_SEITENAUSZUG_
Inhalt

VG München, Urteil v. 01.07.2021 – M 27 K 19.3629
Titel:

Anrechnung von Bestandteilen einer Prüfung zur Handelsfachwirtin

Normenketten:
BBiG § 47 Abs. 2, § 56 Abs.2 S. 1
HFwPrüfVO § 3 Abs. 1, Abs. 2
FPO (IHK-Fortbildungsprüfungsordnung für die geprüfte Handelsfachwirte) § 9
Leitsatz:
Die Anrechnung von Bestandteilen einer vor einer IHK abgelegten Prüfung zur Handelsfachwirtin im Rahmen einer Fortbildungsprüfung einer anderen IHK setzt nicht voraus, dass es sich um eine gleichartige "Gesamtprüfung" gehandelt hat. (Rn. 27 – 29) (redaktioneller Leitsatz)

_ZIEL_
Schreibe den Urteilsauszug zur Anrechnung von Prüfungsbestandteilen im Anschluss an den Leitsatz weiter.

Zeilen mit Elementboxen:
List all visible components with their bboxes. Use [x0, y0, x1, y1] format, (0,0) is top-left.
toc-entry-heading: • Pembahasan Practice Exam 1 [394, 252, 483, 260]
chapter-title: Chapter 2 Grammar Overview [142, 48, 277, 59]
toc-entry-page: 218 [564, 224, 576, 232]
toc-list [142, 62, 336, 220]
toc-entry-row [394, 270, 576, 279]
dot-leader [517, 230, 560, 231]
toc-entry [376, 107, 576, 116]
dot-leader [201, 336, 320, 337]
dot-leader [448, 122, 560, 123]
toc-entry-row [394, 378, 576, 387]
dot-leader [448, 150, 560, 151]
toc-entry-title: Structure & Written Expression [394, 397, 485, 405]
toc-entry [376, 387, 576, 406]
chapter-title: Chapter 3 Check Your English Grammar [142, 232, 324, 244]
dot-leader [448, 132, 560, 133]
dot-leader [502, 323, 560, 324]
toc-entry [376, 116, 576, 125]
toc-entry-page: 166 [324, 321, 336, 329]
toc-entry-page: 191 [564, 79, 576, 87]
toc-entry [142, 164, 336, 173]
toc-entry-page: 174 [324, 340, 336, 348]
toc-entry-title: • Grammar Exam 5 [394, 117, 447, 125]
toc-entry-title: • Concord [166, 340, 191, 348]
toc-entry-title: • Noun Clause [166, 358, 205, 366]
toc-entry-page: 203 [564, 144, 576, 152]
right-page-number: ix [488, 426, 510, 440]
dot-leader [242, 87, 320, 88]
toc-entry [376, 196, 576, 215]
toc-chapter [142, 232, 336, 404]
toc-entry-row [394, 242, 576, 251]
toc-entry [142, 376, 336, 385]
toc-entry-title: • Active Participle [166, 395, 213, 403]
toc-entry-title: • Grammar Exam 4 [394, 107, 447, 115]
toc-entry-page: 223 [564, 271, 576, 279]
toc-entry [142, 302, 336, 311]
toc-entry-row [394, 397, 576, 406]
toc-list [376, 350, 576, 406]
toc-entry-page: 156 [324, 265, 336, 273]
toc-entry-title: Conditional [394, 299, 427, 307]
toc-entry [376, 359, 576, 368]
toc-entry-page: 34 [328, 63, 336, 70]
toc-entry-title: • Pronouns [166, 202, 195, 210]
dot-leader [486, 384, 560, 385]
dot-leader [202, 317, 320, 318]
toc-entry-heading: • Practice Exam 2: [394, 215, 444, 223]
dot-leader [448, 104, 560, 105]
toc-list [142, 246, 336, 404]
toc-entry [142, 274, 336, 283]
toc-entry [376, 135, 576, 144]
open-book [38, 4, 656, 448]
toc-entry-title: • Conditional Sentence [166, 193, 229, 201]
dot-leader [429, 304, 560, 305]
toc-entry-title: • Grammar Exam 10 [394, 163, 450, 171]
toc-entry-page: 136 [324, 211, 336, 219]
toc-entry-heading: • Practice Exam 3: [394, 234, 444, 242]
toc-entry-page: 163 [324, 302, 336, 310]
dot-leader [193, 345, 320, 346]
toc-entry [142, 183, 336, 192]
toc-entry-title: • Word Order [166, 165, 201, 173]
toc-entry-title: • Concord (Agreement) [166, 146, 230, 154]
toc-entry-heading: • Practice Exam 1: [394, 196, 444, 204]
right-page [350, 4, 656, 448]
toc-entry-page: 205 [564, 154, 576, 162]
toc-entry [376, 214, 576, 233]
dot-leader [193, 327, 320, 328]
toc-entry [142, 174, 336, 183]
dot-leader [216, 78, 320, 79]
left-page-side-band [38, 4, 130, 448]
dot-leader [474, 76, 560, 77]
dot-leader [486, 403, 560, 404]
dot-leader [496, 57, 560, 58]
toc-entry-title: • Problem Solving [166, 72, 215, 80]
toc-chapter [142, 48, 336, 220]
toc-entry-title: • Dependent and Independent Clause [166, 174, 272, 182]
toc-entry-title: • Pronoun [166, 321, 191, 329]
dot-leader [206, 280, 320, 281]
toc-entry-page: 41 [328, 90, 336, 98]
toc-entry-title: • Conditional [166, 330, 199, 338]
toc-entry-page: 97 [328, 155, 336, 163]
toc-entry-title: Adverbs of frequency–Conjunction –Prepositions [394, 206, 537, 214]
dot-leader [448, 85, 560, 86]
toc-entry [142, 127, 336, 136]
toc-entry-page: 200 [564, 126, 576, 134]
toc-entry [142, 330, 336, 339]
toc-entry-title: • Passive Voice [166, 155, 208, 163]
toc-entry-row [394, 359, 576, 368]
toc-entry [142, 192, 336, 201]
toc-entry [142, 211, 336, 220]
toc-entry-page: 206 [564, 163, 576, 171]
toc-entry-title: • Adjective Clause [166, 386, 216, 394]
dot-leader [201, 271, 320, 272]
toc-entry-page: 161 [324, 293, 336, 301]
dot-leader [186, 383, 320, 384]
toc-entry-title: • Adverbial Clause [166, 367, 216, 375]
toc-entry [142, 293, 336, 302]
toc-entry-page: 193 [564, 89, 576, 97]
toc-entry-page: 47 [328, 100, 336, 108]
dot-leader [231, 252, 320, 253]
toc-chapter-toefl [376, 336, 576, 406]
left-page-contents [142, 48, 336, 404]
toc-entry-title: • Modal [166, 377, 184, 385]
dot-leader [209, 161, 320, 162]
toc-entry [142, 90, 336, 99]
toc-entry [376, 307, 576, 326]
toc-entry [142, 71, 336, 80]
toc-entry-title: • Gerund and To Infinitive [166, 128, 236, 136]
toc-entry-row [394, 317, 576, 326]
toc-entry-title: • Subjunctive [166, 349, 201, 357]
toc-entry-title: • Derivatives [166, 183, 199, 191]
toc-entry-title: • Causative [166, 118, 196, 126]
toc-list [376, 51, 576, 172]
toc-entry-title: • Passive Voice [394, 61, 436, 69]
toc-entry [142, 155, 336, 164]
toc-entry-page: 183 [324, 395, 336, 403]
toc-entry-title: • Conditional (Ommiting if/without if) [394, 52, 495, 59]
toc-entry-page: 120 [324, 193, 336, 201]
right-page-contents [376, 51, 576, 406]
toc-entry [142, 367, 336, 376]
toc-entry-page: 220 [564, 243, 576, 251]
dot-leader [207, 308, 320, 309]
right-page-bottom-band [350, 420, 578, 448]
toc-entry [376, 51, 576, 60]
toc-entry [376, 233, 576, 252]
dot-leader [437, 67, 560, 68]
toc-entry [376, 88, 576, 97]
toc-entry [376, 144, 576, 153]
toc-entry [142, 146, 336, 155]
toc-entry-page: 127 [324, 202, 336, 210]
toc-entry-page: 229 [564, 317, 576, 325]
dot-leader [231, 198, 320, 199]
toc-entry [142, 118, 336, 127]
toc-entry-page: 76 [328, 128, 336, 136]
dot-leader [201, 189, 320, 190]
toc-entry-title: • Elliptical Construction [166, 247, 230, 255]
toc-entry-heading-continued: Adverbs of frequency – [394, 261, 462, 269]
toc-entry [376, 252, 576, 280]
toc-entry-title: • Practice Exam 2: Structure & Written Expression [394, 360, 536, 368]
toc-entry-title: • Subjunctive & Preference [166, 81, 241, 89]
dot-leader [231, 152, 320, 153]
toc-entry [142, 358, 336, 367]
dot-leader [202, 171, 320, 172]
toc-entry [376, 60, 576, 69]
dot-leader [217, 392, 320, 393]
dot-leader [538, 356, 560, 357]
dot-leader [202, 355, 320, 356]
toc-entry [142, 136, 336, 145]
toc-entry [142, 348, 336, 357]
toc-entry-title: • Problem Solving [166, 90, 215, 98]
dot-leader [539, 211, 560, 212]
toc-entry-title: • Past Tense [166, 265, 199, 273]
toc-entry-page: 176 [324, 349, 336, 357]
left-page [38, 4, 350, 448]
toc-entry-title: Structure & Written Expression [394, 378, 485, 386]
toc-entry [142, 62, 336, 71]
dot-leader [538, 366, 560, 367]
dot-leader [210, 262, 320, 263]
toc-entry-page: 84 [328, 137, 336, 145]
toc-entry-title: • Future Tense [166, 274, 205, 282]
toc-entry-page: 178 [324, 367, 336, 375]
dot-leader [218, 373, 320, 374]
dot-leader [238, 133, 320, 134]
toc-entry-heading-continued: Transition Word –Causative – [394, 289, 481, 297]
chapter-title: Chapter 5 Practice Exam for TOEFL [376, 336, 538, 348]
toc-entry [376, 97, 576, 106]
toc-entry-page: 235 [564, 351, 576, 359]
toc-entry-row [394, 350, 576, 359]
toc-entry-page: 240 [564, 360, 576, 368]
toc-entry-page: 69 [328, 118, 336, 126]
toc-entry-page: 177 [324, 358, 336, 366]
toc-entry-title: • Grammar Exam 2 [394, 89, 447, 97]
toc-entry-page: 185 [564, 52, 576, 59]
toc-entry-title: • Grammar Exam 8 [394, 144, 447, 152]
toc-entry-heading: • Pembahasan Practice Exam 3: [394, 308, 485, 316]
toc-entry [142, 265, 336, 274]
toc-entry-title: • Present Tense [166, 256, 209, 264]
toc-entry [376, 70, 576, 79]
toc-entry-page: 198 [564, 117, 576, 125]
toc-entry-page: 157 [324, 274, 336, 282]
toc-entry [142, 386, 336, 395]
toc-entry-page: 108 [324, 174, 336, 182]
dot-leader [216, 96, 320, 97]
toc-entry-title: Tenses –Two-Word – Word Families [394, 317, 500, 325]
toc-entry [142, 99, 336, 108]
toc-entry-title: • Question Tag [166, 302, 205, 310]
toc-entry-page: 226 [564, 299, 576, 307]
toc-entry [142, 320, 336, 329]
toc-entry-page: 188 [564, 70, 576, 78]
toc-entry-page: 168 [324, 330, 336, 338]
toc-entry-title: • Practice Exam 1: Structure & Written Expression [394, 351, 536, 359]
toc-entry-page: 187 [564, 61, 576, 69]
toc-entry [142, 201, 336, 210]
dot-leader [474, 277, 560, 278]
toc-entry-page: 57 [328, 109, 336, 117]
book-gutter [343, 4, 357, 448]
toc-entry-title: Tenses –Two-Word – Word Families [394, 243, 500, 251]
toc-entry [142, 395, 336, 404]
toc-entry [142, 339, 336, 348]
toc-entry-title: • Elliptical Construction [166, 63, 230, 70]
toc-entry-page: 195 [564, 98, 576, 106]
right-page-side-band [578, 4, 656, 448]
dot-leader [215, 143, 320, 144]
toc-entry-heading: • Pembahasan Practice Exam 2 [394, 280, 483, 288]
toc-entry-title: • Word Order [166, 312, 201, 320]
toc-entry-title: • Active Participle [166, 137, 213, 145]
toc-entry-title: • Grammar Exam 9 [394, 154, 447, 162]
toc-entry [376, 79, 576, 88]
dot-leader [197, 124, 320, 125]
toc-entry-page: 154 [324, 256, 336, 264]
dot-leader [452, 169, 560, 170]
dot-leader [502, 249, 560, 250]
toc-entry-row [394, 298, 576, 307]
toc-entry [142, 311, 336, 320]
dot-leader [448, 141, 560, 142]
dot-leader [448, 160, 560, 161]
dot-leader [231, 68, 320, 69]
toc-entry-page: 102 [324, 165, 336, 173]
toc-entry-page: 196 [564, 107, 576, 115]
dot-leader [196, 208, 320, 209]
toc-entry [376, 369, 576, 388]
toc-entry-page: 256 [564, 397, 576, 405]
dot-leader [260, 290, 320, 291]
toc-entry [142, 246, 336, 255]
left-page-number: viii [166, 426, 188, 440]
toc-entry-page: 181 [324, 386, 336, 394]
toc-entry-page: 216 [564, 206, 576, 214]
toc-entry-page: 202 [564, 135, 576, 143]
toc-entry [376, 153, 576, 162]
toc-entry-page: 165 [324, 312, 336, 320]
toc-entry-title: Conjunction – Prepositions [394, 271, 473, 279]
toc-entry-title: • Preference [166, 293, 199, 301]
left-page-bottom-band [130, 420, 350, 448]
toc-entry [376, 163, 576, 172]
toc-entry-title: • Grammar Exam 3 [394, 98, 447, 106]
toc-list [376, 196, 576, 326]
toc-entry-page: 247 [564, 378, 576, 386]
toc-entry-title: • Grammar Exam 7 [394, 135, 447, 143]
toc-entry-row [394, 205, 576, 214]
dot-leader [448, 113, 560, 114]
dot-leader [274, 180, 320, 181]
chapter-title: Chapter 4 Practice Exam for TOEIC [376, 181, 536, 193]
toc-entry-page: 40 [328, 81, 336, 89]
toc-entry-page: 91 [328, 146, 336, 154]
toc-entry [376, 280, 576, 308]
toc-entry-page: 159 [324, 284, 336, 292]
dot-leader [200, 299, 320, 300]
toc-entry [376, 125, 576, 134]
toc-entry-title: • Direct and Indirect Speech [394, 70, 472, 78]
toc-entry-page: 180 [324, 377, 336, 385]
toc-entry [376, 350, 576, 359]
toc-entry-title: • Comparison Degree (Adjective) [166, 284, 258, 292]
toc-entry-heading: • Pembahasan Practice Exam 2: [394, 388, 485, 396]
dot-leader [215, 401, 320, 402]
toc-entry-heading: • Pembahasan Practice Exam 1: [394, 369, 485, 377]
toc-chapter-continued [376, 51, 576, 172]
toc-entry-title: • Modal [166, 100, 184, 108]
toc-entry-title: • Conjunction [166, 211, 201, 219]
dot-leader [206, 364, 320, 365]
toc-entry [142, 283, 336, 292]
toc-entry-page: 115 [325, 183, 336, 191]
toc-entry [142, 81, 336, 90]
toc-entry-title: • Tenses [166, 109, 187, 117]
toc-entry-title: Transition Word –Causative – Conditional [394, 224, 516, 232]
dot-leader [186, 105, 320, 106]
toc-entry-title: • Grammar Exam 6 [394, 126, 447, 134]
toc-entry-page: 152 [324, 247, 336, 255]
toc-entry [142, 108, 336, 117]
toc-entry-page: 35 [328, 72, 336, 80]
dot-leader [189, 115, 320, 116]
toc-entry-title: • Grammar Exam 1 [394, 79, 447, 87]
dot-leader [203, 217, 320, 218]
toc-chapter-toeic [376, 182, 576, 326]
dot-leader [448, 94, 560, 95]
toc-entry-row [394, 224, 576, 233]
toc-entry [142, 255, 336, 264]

_ANTWORT ZUR AUFGABE_
Schlagworte:
Prüfungsrecht, Geprüfter Handelsfachwirt, Anspruch auf Befreiung von Prüfungsbestandteil (bejaht), Mündliche Teilprüfung vor anderer IHK abgelegt, Begriff der anderen vergleichbaren „Prüfung“, Fachprüfung, geprüfte Handelsfachwirtin, Teilprüfung, Prüfungsbestandteil, vergleichbare Prüfung, Anrechnung, IHK, Chancengleichheit
Fundstelle:
BeckRS 2021, 27731

Tenor

I.Die Beklagte wird unter Aufhebung des Bescheids vom 27. Juni 2019 verpflichtet, die Klägerin gemäß § 9 Abs. 1 der Prüfungsordnung für die Durchführung von Fortbildungsprüfungen der Industrie- und Handelskammer für ******* und Oberbayern von der dritten Teilprüfung zur geprüften Handelsfachwirtin zu befreien.  
II.Die Beklagte hat die Kosten des Verfahrens zu tragen.
III.Die Kostenentscheidung ist vorläufig vollstreckbar. Die Beklagte darf die Vollstreckung durch Sicherheitsleistung oder Hinterlegung in Höhe des vollstreckbaren Betrages abwenden, wenn nicht die Klägerin vorher Sicherheit in gleicher Höhe leistet.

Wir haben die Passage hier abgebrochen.